Pick out every line below that contains the string "James" and copy each one. Case matters.

[Start of MATERIAL PROVIDED]

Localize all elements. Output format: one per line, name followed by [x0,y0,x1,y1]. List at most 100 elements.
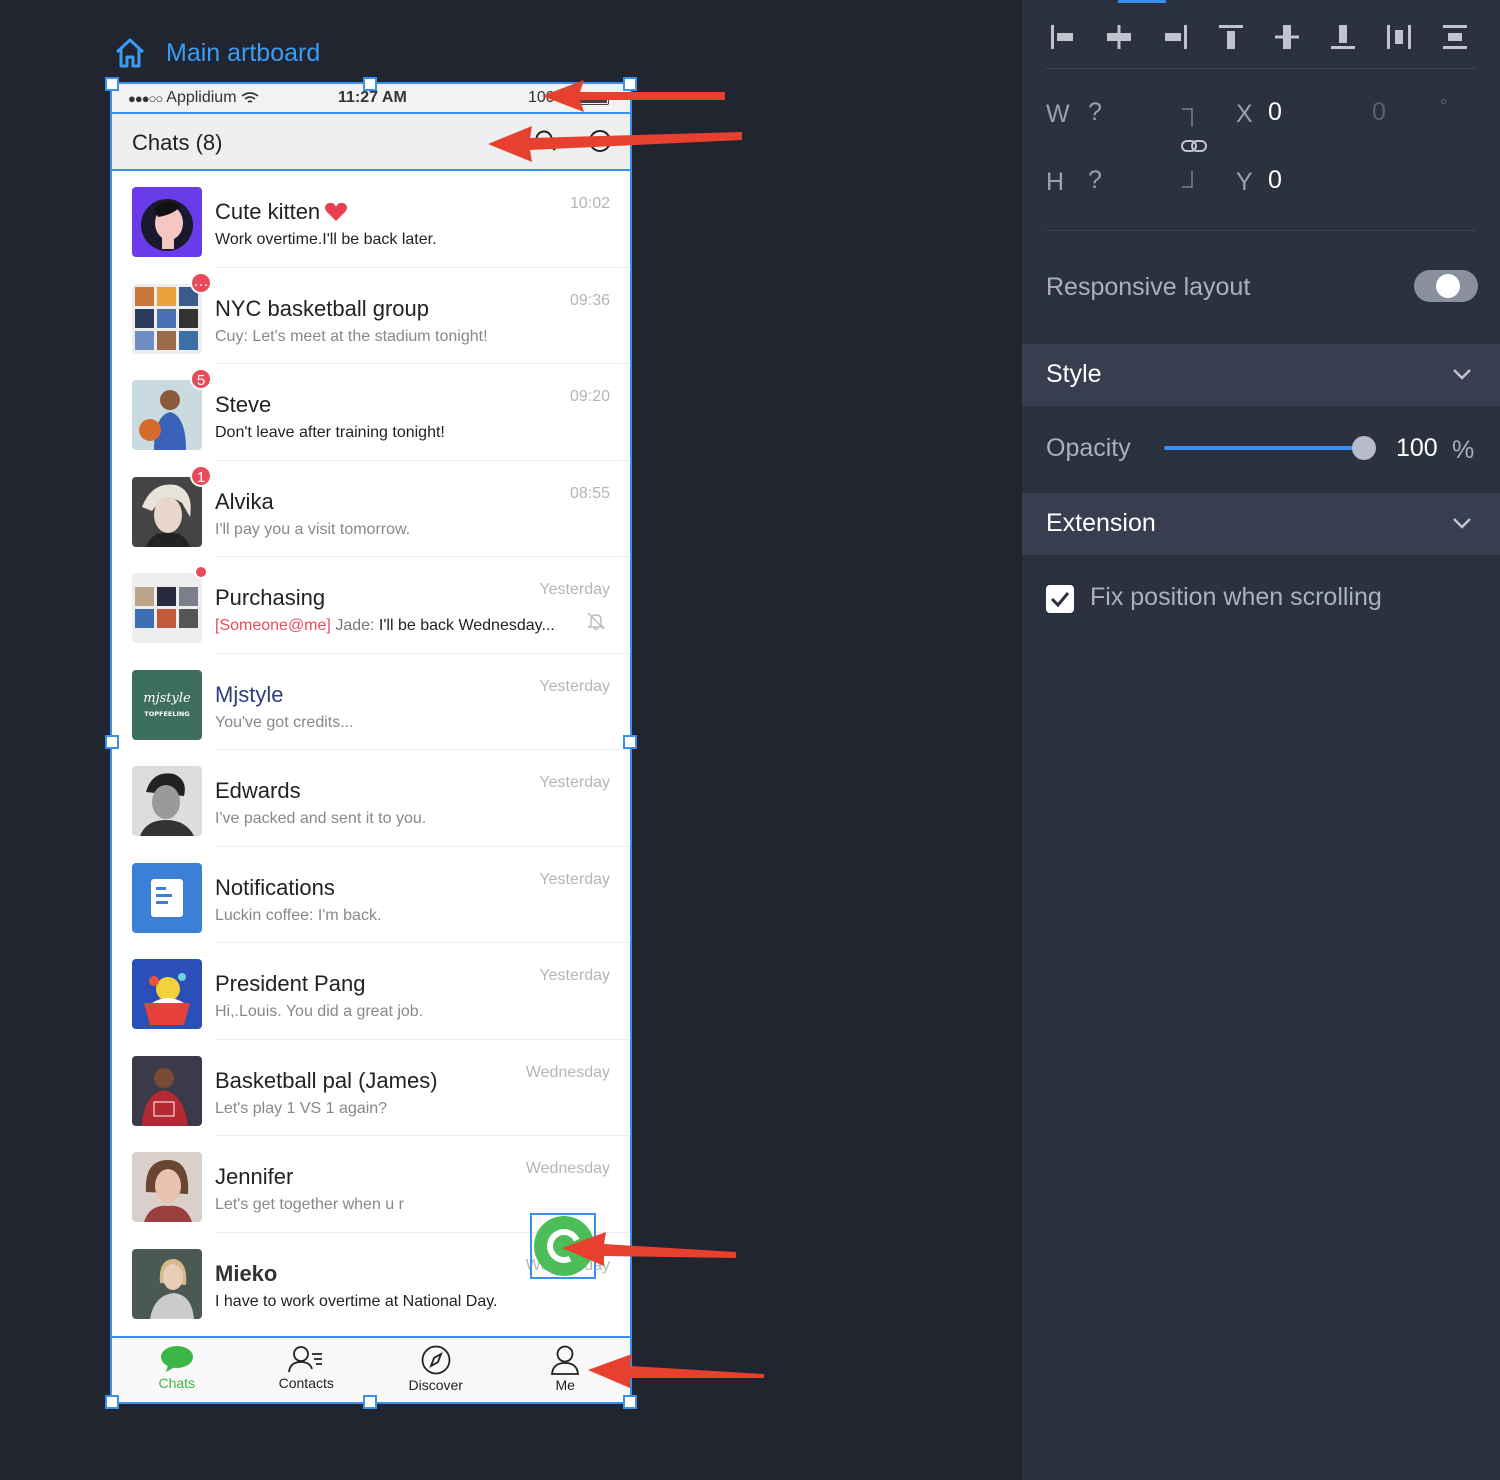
opacity-input[interactable]: 100 [1396,434,1438,463]
annotation-arrow-tabbar [588,1354,764,1388]
brand-text: TOPFEELING [144,710,189,718]
tab-label: Contacts [278,1375,334,1391]
resize-handle-bottom-right[interactable] [623,1395,637,1409]
chat-name: Cute kitten [215,199,348,225]
annotation-arrow-floating-button [562,1232,736,1266]
phone-artboard[interactable]: ●●●○○ Applidium 11:27 AM 100% Chats (8) [110,82,632,1404]
x-label: X [1236,100,1253,128]
chat-time: Wednesday [525,1160,610,1177]
distribute-horizontal-icon[interactable] [1384,22,1414,52]
fix-position-label: Fix position when scrolling [1090,583,1382,611]
chat-message: You've got credits... [215,713,354,731]
chat-row-steve[interactable]: 5 Steve Don't leave after training tonig… [112,364,630,461]
align-horizontal-center-icon[interactable] [1104,22,1134,52]
align-vertical-center-icon[interactable] [1272,22,1302,52]
chat-name: NYC basketball group [215,295,430,321]
chat-row-cute-kitten[interactable]: Cute kitten Work overtime.I'll be back l… [112,171,630,268]
chat-time: Yesterday [539,870,610,888]
avatar [132,187,202,257]
width-label: W [1046,100,1070,128]
chat-row-nyc-basketball-group[interactable]: ··· NYC basketball group Cuy: Let's meet… [112,268,630,364]
chat-message: [Someone@me] Jade: I'll be back Wednesda… [215,617,555,635]
divider [1046,230,1476,231]
y-field[interactable]: 0 [1268,166,1282,195]
chat-name: Purchasing [215,585,326,610]
unread-badge: 1 [190,464,212,487]
chat-message: Hi,.Louis. You did a great job. [215,1003,424,1020]
extension-section-title: Extension [1046,509,1156,537]
chat-name: President Pang [215,971,366,996]
compass-icon [421,1345,451,1375]
x-field[interactable]: 0 [1268,98,1282,127]
avatar [132,380,202,450]
chat-name: Mieko [215,1260,278,1286]
carrier-name: Applidium [166,89,237,106]
chat-message: Don't leave after training tonight! [215,424,445,441]
resize-handle-top[interactable] [363,77,377,91]
style-section-header[interactable]: Style [1022,344,1500,406]
y-label: Y [1236,168,1253,196]
tab-label: Discover [408,1377,463,1393]
rotation-unit: ° [1440,96,1448,116]
opacity-slider-track[interactable] [1164,446,1364,450]
align-bottom-icon[interactable] [1328,22,1358,52]
align-left-icon[interactable] [1048,22,1078,52]
chat-time: Yesterday [539,581,610,598]
message-body: I'll be back Wednesday... [378,617,555,634]
chat-row-alvika[interactable]: 1 Alvika I'll pay you a visit tomorrow. … [112,461,630,557]
chat-row-notifications[interactable]: Notifications Luckin coffee: I'm back. Y… [112,847,630,943]
tab-chats[interactable]: Chats [112,1338,242,1402]
chat-name: Basketball pal (James) [215,1067,438,1093]
properties-panel: W ? H ? X 0 Y 0 0 ° Responsive layout St… [1022,0,1500,1480]
group-avatar [132,283,202,354]
nav-title: Chats (8) [132,130,223,155]
chat-row-basketball-pal[interactable]: Basketball pal (James) Let's play 1 VS 1… [112,1040,630,1136]
chat-time: Yesterday [539,677,610,695]
chevron-down-icon [1453,369,1471,380]
resize-handle-right[interactable] [623,735,637,749]
resize-handle-bottom[interactable] [363,1395,377,1409]
height-field[interactable]: ? [1088,166,1102,195]
resize-handle-top-left[interactable] [105,77,119,91]
align-right-icon[interactable] [1160,22,1190,52]
chat-message: I'll pay you a visit tomorrow. [215,520,411,538]
tab-discover[interactable]: Discover [371,1338,501,1402]
mention-tag: [Someone@me] [215,617,331,634]
checkmark-icon [1050,592,1070,608]
artboard-header[interactable]: Main artboard [114,38,320,68]
fix-position-checkbox[interactable] [1046,585,1074,613]
opacity-slider-handle[interactable] [1352,436,1376,460]
unread-dot [194,565,208,579]
width-field[interactable]: ? [1088,98,1102,127]
style-section-title: Style [1046,360,1102,388]
responsive-layout-label: Responsive layout [1046,273,1251,301]
link-proportions-icon[interactable] [1180,105,1210,191]
wifi-icon [241,91,259,103]
extension-section-header[interactable]: Extension [1022,493,1500,555]
height-label: H [1046,168,1065,196]
chat-row-president-pang[interactable]: President Pang Hi,.Louis. You did a grea… [112,943,630,1040]
responsive-layout-toggle[interactable] [1414,270,1478,302]
align-top-icon[interactable] [1216,22,1246,52]
chat-row-purchasing[interactable]: Purchasing [Someone@me] Jade: I'll be ba… [112,557,630,654]
annotation-arrow-statusbar [542,80,725,112]
chat-time: 09:36 [569,291,610,309]
chat-name: Edwards [215,778,301,803]
avatar [132,766,202,836]
rotation-field[interactable]: 0 [1372,98,1386,127]
chat-message: I've packed and sent it to you. [215,810,427,827]
resize-handle-left[interactable] [105,735,119,749]
tab-contacts[interactable]: Contacts [242,1338,372,1402]
avatar [132,959,202,1029]
signal-dots-icon: ●●●○○ [128,90,163,106]
chat-time: Yesterday [539,774,610,791]
group-avatar [132,573,202,643]
chat-row-mjstyle[interactable]: mjstyle TOPFEELING Mjstyle You've got cr… [112,654,630,750]
chat-row-edwards[interactable]: Edwards I've packed and sent it to you. … [112,750,630,847]
distribute-vertical-icon[interactable] [1440,22,1470,52]
chat-name: Jennifer [215,1164,294,1189]
chat-time: Yesterday [539,967,610,984]
chat-time: Wednesday [525,1063,610,1081]
carrier: ●●●○○ Applidium [128,89,259,107]
resize-handle-bottom-left[interactable] [105,1395,119,1409]
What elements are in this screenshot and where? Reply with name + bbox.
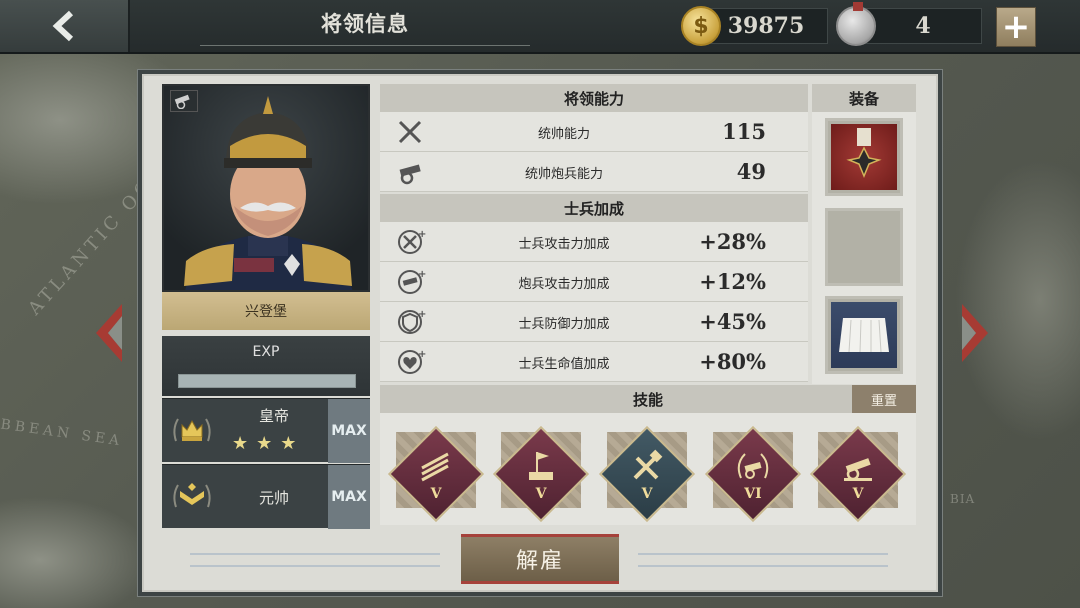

[End of MATERIAL PROVIDED]

• **TASK RESPONSE**
chat-name: Basketball pal (James) [215,1067,438,1093]
chat-row-basketball-pal[interactable]: Basketball pal (James) Let's play 1 VS 1… [112,1040,630,1136]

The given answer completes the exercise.